Data listing:
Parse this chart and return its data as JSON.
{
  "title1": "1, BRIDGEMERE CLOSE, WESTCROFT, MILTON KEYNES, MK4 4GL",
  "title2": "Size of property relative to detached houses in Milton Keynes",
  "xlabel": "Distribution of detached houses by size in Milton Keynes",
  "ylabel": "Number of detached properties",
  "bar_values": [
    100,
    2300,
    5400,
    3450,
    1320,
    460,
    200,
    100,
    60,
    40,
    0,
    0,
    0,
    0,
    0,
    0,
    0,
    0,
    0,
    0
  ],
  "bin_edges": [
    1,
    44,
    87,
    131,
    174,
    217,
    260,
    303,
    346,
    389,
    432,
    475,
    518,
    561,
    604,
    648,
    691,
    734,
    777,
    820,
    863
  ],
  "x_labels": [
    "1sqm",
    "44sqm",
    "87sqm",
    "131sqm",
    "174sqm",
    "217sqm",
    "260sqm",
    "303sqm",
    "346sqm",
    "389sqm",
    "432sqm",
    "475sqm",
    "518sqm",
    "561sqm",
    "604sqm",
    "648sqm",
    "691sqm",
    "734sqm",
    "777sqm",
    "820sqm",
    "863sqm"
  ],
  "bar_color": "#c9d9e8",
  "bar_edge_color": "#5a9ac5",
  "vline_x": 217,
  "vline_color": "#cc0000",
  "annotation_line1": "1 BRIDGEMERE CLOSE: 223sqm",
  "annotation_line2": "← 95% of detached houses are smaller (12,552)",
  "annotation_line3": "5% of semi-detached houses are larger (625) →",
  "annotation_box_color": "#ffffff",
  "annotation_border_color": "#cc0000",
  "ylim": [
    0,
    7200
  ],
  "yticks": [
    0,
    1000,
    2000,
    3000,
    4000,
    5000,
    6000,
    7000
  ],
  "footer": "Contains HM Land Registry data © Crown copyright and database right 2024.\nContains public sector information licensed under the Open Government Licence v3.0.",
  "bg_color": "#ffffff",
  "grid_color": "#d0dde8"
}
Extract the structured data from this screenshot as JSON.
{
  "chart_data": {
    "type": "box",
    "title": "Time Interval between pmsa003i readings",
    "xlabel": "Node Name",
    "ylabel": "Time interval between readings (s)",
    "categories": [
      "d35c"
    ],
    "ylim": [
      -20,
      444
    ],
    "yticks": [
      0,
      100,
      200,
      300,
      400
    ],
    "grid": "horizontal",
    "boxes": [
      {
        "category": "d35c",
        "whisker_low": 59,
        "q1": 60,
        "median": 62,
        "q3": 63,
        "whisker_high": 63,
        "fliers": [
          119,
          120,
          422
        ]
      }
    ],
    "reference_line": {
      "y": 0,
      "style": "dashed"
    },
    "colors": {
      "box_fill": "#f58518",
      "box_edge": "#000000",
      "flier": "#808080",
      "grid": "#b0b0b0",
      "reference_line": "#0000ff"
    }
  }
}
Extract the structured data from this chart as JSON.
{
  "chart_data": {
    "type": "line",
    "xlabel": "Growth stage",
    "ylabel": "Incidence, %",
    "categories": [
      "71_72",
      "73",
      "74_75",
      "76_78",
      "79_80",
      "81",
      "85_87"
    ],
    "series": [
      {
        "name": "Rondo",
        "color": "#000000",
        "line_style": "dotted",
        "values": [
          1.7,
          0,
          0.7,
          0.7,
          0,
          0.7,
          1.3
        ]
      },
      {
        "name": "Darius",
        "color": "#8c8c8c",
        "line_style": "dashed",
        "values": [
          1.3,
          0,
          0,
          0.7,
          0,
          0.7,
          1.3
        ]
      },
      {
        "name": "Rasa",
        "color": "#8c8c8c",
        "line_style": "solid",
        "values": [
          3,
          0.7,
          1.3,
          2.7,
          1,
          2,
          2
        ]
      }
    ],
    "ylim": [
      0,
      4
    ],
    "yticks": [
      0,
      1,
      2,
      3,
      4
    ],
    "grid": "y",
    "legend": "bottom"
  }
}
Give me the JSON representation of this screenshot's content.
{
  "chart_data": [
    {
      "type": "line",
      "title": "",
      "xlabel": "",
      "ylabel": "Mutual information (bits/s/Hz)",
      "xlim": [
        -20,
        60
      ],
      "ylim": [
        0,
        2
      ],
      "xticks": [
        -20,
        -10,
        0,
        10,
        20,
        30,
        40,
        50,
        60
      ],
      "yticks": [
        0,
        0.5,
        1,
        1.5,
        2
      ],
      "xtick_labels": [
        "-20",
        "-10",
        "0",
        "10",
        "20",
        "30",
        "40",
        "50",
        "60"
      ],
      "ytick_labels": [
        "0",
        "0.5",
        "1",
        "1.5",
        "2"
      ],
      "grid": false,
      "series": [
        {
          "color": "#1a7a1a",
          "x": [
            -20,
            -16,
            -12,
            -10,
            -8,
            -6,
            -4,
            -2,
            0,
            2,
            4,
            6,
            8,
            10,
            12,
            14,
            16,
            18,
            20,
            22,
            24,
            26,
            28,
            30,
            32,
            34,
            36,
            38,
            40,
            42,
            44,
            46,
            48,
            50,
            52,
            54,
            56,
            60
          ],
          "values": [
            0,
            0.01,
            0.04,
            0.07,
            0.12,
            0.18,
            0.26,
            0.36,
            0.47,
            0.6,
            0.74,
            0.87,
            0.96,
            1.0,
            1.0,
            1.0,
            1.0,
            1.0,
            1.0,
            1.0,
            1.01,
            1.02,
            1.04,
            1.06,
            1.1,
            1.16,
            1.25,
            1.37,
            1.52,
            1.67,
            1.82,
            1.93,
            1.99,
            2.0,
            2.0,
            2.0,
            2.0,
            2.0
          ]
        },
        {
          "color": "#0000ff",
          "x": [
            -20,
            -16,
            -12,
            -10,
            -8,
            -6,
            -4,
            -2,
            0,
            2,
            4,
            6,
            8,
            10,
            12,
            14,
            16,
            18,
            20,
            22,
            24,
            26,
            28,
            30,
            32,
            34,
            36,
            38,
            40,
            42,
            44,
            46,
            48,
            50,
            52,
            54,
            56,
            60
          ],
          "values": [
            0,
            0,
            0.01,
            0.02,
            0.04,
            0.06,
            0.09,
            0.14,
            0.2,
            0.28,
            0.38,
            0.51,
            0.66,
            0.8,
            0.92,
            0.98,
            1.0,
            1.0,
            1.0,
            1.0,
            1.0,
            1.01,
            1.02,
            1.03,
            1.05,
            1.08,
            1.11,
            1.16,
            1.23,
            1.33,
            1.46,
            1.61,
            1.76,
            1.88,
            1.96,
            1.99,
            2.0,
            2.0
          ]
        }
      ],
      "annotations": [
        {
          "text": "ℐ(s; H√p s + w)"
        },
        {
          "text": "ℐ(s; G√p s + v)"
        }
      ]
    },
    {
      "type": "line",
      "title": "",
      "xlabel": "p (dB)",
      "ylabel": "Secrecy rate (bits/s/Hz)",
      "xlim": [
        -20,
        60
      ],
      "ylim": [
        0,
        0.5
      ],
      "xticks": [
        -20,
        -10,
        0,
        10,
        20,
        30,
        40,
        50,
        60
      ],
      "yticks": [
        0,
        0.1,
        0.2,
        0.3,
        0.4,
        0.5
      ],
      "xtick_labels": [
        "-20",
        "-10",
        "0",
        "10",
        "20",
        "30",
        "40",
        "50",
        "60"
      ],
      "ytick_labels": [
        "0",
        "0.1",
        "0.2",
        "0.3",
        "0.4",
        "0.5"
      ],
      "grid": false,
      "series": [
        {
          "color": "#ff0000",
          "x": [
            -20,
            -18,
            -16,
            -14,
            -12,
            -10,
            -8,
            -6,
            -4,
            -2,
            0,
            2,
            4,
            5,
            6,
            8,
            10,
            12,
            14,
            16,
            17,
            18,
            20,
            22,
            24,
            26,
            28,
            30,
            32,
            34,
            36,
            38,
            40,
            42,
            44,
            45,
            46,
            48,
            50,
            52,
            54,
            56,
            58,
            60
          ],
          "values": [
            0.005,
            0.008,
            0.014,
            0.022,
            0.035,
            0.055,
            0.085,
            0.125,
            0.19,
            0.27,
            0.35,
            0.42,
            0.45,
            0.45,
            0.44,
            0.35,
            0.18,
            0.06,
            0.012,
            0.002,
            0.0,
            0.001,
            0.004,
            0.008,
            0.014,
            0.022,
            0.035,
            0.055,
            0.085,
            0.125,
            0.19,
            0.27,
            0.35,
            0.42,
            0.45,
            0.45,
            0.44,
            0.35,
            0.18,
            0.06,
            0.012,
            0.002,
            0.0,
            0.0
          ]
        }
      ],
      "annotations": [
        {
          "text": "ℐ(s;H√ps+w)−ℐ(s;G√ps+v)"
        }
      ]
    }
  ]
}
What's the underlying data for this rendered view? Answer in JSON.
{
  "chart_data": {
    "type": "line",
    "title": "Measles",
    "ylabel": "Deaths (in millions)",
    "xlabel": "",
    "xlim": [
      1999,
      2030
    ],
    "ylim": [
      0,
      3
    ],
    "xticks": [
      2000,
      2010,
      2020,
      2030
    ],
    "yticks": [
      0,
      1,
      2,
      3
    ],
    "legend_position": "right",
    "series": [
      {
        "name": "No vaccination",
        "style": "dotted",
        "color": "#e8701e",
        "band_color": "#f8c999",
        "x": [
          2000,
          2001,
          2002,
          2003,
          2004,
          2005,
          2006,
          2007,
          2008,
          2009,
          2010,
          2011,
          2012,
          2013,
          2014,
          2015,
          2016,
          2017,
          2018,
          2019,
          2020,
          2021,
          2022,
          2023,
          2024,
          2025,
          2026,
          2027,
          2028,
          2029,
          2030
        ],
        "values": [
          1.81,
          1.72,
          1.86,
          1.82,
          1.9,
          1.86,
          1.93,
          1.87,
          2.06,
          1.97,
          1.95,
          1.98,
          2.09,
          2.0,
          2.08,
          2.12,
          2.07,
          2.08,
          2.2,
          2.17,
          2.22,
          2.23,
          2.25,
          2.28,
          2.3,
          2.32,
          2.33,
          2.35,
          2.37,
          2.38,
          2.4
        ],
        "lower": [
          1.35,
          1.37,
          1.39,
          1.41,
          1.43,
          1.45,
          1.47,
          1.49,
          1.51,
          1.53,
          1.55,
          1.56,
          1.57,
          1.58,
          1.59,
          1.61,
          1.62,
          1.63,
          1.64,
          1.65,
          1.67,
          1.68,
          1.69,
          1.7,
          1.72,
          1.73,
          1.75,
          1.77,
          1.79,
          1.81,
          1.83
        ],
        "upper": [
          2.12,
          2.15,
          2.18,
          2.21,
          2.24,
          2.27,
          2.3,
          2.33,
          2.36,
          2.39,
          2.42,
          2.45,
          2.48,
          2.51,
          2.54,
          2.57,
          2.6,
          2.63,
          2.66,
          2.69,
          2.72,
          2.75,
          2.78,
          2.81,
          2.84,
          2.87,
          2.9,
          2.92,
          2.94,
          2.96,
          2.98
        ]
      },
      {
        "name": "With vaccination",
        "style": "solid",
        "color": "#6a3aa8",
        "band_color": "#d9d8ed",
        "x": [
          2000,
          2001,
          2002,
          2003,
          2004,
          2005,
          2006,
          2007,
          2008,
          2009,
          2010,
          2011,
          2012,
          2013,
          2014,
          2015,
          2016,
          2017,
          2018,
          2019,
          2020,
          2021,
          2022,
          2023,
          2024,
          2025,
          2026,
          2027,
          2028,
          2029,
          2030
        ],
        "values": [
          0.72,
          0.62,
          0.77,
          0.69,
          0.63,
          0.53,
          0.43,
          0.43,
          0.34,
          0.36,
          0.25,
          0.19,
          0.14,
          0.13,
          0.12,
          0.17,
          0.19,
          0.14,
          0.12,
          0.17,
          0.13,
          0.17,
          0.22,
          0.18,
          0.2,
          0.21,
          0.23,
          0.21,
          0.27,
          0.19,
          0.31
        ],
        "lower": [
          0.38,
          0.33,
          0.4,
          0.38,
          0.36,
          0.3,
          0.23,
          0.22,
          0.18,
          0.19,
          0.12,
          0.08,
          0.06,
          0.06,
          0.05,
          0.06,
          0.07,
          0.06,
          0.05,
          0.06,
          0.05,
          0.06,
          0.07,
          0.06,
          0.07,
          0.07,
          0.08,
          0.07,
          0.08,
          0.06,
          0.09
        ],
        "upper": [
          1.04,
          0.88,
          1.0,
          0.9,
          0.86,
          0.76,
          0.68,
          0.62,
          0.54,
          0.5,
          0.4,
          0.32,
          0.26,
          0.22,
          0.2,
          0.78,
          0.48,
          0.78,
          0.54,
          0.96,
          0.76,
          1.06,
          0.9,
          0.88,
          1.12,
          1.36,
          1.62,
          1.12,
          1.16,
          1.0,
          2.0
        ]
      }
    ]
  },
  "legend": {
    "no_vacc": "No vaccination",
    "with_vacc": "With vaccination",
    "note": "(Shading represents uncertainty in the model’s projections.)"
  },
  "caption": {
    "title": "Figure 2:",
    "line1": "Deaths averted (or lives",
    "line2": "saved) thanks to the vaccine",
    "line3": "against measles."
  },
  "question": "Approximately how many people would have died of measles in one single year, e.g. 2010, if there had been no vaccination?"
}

> _EXERCISE REQUIREMENTS_
Identify the lines in the entries above that contain "xlabel", then copy them out.

> _TASK RESULT_
  "xlabel": "Distribution of detached houses by size in Milton Keynes",
    "xlabel": "Node Name",
    "xlabel": "Growth stage",
      "xlabel": "",
      "xlabel": "p (dB)",
    "xlabel": "",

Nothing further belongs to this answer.